Task description: Return all of the entries exactly, with nothing added or left out.

Raw records:
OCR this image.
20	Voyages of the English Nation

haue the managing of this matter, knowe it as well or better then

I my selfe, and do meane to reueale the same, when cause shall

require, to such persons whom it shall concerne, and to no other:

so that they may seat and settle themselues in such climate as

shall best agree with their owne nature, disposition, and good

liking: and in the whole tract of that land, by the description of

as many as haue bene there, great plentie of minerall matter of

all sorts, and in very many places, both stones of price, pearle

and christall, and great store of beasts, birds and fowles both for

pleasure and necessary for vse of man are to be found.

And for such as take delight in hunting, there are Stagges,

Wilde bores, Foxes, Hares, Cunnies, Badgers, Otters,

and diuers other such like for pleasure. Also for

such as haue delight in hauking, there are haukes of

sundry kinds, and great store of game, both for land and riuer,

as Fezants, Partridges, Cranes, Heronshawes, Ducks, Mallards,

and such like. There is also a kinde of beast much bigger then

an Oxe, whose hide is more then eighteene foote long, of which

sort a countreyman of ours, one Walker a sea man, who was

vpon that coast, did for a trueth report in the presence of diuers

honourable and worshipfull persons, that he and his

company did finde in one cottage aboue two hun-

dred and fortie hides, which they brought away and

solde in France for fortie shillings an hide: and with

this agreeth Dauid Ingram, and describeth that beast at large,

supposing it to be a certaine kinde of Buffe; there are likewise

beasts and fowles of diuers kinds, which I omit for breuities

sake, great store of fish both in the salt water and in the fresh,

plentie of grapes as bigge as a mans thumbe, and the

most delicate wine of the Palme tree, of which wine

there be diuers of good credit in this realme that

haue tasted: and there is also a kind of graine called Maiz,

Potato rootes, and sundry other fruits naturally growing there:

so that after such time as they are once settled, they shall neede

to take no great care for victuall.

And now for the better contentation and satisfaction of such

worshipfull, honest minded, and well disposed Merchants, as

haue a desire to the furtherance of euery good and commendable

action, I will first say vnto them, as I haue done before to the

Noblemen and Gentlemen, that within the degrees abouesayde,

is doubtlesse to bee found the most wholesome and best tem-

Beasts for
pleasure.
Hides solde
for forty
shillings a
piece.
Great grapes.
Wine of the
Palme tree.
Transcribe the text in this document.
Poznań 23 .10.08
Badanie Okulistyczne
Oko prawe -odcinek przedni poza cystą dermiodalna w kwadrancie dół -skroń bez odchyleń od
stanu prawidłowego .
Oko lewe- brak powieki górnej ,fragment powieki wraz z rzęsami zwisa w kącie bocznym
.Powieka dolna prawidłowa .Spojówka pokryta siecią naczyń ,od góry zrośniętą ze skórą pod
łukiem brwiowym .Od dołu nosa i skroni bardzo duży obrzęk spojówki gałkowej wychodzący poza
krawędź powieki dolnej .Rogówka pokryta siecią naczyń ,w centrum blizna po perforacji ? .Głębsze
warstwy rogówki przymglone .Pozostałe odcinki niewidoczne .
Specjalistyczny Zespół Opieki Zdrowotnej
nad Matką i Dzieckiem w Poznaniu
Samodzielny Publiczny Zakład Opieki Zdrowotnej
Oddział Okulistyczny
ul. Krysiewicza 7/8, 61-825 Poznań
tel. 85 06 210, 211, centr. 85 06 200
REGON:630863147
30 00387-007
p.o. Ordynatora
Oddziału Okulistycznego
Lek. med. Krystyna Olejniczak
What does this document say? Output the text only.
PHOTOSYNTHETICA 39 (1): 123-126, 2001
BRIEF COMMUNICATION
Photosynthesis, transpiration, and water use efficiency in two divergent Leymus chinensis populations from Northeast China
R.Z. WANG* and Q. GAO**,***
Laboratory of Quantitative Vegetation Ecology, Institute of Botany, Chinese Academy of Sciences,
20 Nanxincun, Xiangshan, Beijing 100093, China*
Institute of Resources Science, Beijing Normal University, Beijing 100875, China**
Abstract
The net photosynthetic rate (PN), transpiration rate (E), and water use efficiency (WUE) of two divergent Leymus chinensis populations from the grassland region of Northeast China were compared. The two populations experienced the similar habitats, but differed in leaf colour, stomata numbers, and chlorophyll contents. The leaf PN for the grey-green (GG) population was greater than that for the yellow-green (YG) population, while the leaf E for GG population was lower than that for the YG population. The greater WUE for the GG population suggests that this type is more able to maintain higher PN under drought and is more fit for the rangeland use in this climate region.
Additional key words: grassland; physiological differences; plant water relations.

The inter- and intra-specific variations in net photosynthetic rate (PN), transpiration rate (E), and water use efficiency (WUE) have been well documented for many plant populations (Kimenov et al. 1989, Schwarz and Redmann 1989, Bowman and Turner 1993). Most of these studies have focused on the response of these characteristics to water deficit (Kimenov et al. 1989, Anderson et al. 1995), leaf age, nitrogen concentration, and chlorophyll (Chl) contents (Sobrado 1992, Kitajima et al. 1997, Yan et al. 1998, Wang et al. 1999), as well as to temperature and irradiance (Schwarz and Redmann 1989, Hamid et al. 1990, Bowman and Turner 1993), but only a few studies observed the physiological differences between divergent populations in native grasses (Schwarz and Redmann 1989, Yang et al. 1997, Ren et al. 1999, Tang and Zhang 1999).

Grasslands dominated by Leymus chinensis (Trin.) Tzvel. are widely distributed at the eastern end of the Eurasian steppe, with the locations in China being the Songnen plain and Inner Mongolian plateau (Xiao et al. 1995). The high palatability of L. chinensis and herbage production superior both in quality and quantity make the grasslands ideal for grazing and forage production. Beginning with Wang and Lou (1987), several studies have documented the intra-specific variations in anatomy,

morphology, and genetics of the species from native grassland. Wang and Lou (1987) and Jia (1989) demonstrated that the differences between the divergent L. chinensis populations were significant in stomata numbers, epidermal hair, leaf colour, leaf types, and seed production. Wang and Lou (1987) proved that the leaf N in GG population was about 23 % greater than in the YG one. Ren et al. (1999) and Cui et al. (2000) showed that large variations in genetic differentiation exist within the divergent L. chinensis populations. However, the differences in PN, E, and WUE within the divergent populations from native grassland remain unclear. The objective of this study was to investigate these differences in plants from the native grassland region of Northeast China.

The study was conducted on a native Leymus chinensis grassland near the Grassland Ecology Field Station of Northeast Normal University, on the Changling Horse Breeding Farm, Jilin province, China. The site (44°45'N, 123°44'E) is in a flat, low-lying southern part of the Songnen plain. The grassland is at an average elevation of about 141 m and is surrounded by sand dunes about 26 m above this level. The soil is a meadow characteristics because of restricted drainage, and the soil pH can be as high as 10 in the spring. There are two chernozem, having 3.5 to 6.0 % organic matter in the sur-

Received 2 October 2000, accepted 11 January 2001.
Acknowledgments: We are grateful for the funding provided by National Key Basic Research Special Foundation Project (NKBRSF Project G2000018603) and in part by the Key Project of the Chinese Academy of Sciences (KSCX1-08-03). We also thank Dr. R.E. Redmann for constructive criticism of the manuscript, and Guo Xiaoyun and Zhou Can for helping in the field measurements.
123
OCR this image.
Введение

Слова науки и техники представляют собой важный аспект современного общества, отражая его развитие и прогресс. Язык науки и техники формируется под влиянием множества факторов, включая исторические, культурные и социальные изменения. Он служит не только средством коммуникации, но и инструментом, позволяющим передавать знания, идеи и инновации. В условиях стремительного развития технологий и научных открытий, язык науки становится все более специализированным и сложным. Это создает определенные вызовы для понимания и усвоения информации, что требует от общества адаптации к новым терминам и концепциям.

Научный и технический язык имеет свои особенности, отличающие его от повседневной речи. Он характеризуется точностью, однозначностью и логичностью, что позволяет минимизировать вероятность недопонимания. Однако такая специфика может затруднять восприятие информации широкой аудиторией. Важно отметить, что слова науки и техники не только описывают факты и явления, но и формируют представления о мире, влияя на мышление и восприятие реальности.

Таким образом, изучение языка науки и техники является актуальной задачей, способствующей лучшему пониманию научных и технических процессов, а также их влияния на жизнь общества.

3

The result:
OCR this image.
20	Voyages of the English Nation

haue the managing of this matter, knowe it as well or better then

I my selfe, and do meane to reueale the same, when cause shall

require, to such persons whom it shall concerne, and to no other:

so that they may seat and settle themselues in such climate as

shall best agree with their owne nature, disposition, and good

liking: and in the whole tract of that land, by the description of

as many as haue bene there, great plentie of minerall matter of

all sorts, and in very many places, both stones of price, pearle

and christall, and great store of beasts, birds and fowles both for

pleasure and necessary for vse of man are to be found.

And for such as take delight in hunting, there are Stagges,

Wilde bores, Foxes, Hares, Cunnies, Badgers, Otters,

and diuers other such like for pleasure. Also for

such as haue delight in hauking, there are haukes of

sundry kinds, and great store of game, both for land and riuer,

as Fezants, Partridges, Cranes, Heronshawes, Ducks, Mallards,

and such like. There is also a kinde of beast much bigger then

an Oxe, whose hide is more then eighteene foote long, of which

sort a countreyman of ours, one Walker a sea man, who was

vpon that coast, did for a trueth report in the presence of diuers

honourable and worshipfull persons, that he and his

company did finde in one cottage aboue two hun-

dred and fortie hides, which they brought away and

solde in France for fortie shillings an hide: and with

this agreeth Dauid Ingram, and describeth that beast at large,

supposing it to be a certaine kinde of Buffe; there are likewise

beasts and fowles of diuers kinds, which I omit for breuities

sake, great store of fish both in the salt water and in the fresh,

plentie of grapes as bigge as a mans thumbe, and the

most delicate wine of the Palme tree, of which wine

there be diuers of good credit in this realme that

haue tasted: and there is also a kind of graine called Maiz,

Potato rootes, and sundry other fruits naturally growing there:

so that after such time as they are once settled, they shall neede

to take no great care for victuall.

And now for the better contentation and satisfaction of such

worshipfull, honest minded, and well disposed Merchants, as

haue a desire to the furtherance of euery good and commendable

action, I will first say vnto them, as I haue done before to the

Noblemen and Gentlemen, that within the degrees abouesayde,

is doubtlesse to bee found the most wholesome and best tem-

Beasts for
pleasure.
Hides solde
for forty
shillings a
piece.
Great grapes.
Wine of the
Palme tree.
Transcribe the text in this document.
Poznań 23 .10.08
Badanie Okulistyczne
Oko prawe -odcinek przedni poza cystą dermiodalna w kwadrancie dół -skroń bez odchyleń od
stanu prawidłowego .
Oko lewe- brak powieki górnej ,fragment powieki wraz z rzęsami zwisa w kącie bocznym
.Powieka dolna prawidłowa .Spojówka pokryta siecią naczyń ,od góry zrośniętą ze skórą pod
łukiem brwiowym .Od dołu nosa i skroni bardzo duży obrzęk spojówki gałkowej wychodzący poza
krawędź powieki dolnej .Rogówka pokryta siecią naczyń ,w centrum blizna po perforacji ? .Głębsze
warstwy rogówki przymglone .Pozostałe odcinki niewidoczne .
Specjalistyczny Zespół Opieki Zdrowotnej
nad Matką i Dzieckiem w Poznaniu
Samodzielny Publiczny Zakład Opieki Zdrowotnej
Oddział Okulistyczny
ul. Krysiewicza 7/8, 61-825 Poznań
tel. 85 06 210, 211, centr. 85 06 200
REGON:630863147
30 00387-007
p.o. Ordynatora
Oddziału Okulistycznego
Lek. med. Krystyna Olejniczak
What does this document say? Output the text only.
PHOTOSYNTHETICA 39 (1): 123-126, 2001
BRIEF COMMUNICATION
Photosynthesis, transpiration, and water use efficiency in two divergent Leymus chinensis populations from Northeast China
R.Z. WANG* and Q. GAO**,***
Laboratory of Quantitative Vegetation Ecology, Institute of Botany, Chinese Academy of Sciences,
20 Nanxincun, Xiangshan, Beijing 100093, China*
Institute of Resources Science, Beijing Normal University, Beijing 100875, China**
Abstract
The net photosynthetic rate (PN), transpiration rate (E), and water use efficiency (WUE) of two divergent Leymus chinensis populations from the grassland region of Northeast China were compared. The two populations experienced the similar habitats, but differed in leaf colour, stomata numbers, and chlorophyll contents. The leaf PN for the grey-green (GG) population was greater than that for the yellow-green (YG) population, while the leaf E for GG population was lower than that for the YG population. The greater WUE for the GG population suggests that this type is more able to maintain higher PN under drought and is more fit for the rangeland use in this climate region.
Additional key words: grassland; physiological differences; plant water relations.

The inter- and intra-specific variations in net photosynthetic rate (PN), transpiration rate (E), and water use efficiency (WUE) have been well documented for many plant populations (Kimenov et al. 1989, Schwarz and Redmann 1989, Bowman and Turner 1993). Most of these studies have focused on the response of these characteristics to water deficit (Kimenov et al. 1989, Anderson et al. 1995), leaf age, nitrogen concentration, and chlorophyll (Chl) contents (Sobrado 1992, Kitajima et al. 1997, Yan et al. 1998, Wang et al. 1999), as well as to temperature and irradiance (Schwarz and Redmann 1989, Hamid et al. 1990, Bowman and Turner 1993), but only a few studies observed the physiological differences between divergent populations in native grasses (Schwarz and Redmann 1989, Yang et al. 1997, Ren et al. 1999, Tang and Zhang 1999).

Grasslands dominated by Leymus chinensis (Trin.) Tzvel. are widely distributed at the eastern end of the Eurasian steppe, with the locations in China being the Songnen plain and Inner Mongolian plateau (Xiao et al. 1995). The high palatability of L. chinensis and herbage production superior both in quality and quantity make the grasslands ideal for grazing and forage production. Beginning with Wang and Lou (1987), several studies have documented the intra-specific variations in anatomy,

morphology, and genetics of the species from native grassland. Wang and Lou (1987) and Jia (1989) demonstrated that the differences between the divergent L. chinensis populations were significant in stomata numbers, epidermal hair, leaf colour, leaf types, and seed production. Wang and Lou (1987) proved that the leaf N in GG population was about 23 % greater than in the YG one. Ren et al. (1999) and Cui et al. (2000) showed that large variations in genetic differentiation exist within the divergent L. chinensis populations. However, the differences in PN, E, and WUE within the divergent populations from native grassland remain unclear. The objective of this study was to investigate these differences in plants from the native grassland region of Northeast China.

The study was conducted on a native Leymus chinensis grassland near the Grassland Ecology Field Station of Northeast Normal University, on the Changling Horse Breeding Farm, Jilin province, China. The site (44°45'N, 123°44'E) is in a flat, low-lying southern part of the Songnen plain. The grassland is at an average elevation of about 141 m and is surrounded by sand dunes about 26 m above this level. The soil is a meadow characteristics because of restricted drainage, and the soil pH can be as high as 10 in the spring. There are two chernozem, having 3.5 to 6.0 % organic matter in the sur-

Received 2 October 2000, accepted 11 January 2001.
Acknowledgments: We are grateful for the funding provided by National Key Basic Research Special Foundation Project (NKBRSF Project G2000018603) and in part by the Key Project of the Chinese Academy of Sciences (KSCX1-08-03). We also thank Dr. R.E. Redmann for constructive criticism of the manuscript, and Guo Xiaoyun and Zhou Can for helping in the field measurements.
123
OCR this image.
Введение

Слова науки и техники представляют собой важный аспект современного общества, отражая его развитие и прогресс. Язык науки и техники формируется под влиянием множества факторов, включая исторические, культурные и социальные изменения. Он служит не только средством коммуникации, но и инструментом, позволяющим передавать знания, идеи и инновации. В условиях стремительного развития технологий и научных открытий, язык науки становится все более специализированным и сложным. Это создает определенные вызовы для понимания и усвоения информации, что требует от общества адаптации к новым терминам и концепциям.

Научный и технический язык имеет свои особенности, отличающие его от повседневной речи. Он характеризуется точностью, однозначностью и логичностью, что позволяет минимизировать вероятность недопонимания. Однако такая специфика может затруднять восприятие информации широкой аудиторией. Важно отметить, что слова науки и техники не только описывают факты и явления, но и формируют представления о мире, влияя на мышление и восприятие реальности.

Таким образом, изучение языка науки и техники является актуальной задачей, способствующей лучшему пониманию научных и технических процессов, а также их влияния на жизнь общества.

3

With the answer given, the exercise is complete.